Count the lines below that contain the word "dignissim", and give only that number.

Saved entries:
━━━━
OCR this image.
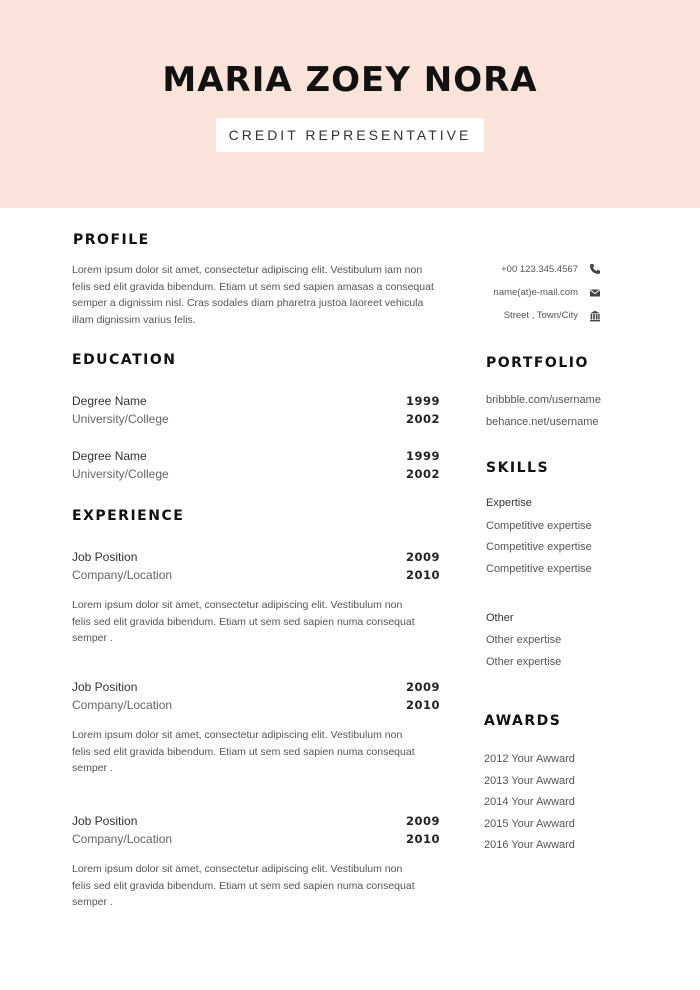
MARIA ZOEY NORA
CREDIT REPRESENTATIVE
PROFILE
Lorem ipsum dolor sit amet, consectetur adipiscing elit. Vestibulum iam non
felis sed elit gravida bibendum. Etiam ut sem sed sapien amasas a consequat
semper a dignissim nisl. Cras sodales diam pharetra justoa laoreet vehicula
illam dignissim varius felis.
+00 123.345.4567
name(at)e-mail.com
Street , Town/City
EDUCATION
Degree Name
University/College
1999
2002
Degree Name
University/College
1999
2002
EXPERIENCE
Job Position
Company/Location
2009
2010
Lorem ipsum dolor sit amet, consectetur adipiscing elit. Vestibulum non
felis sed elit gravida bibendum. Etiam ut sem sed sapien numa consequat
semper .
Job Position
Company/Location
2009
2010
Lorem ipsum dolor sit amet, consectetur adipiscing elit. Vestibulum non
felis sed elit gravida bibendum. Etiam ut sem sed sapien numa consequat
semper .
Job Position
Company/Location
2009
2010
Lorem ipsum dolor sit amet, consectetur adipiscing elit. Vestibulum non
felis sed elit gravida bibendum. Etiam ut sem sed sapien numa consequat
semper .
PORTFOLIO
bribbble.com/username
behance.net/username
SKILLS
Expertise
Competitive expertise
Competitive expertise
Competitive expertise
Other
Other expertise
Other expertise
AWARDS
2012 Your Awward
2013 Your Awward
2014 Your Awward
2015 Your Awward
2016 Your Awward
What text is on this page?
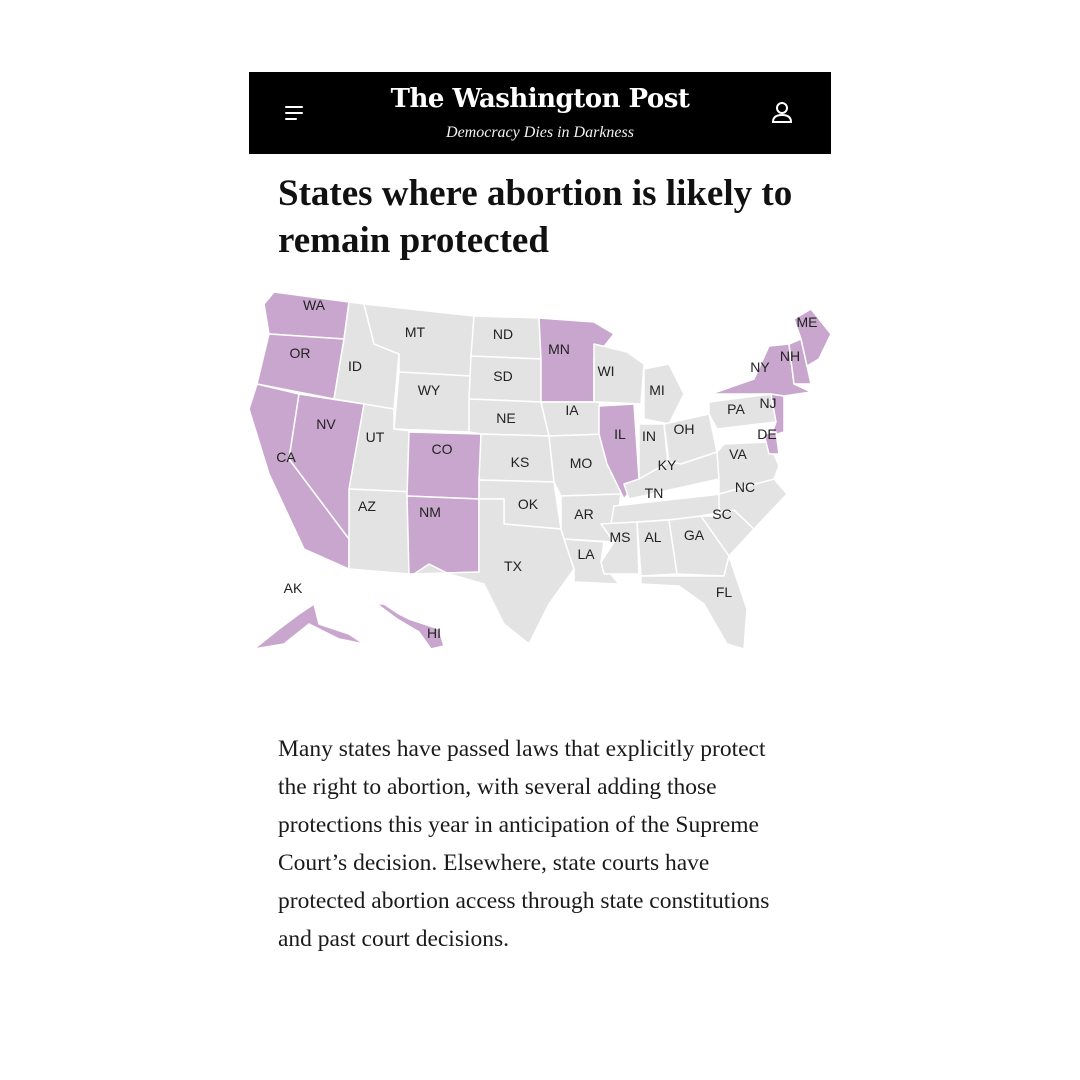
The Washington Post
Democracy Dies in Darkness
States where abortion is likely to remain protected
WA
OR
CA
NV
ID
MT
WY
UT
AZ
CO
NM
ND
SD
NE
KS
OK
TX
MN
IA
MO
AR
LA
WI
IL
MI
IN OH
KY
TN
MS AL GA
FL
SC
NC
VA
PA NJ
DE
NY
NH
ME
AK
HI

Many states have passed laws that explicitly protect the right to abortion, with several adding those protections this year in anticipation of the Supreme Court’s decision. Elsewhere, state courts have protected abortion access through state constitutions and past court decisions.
━━━━
TASK ANSWER → 2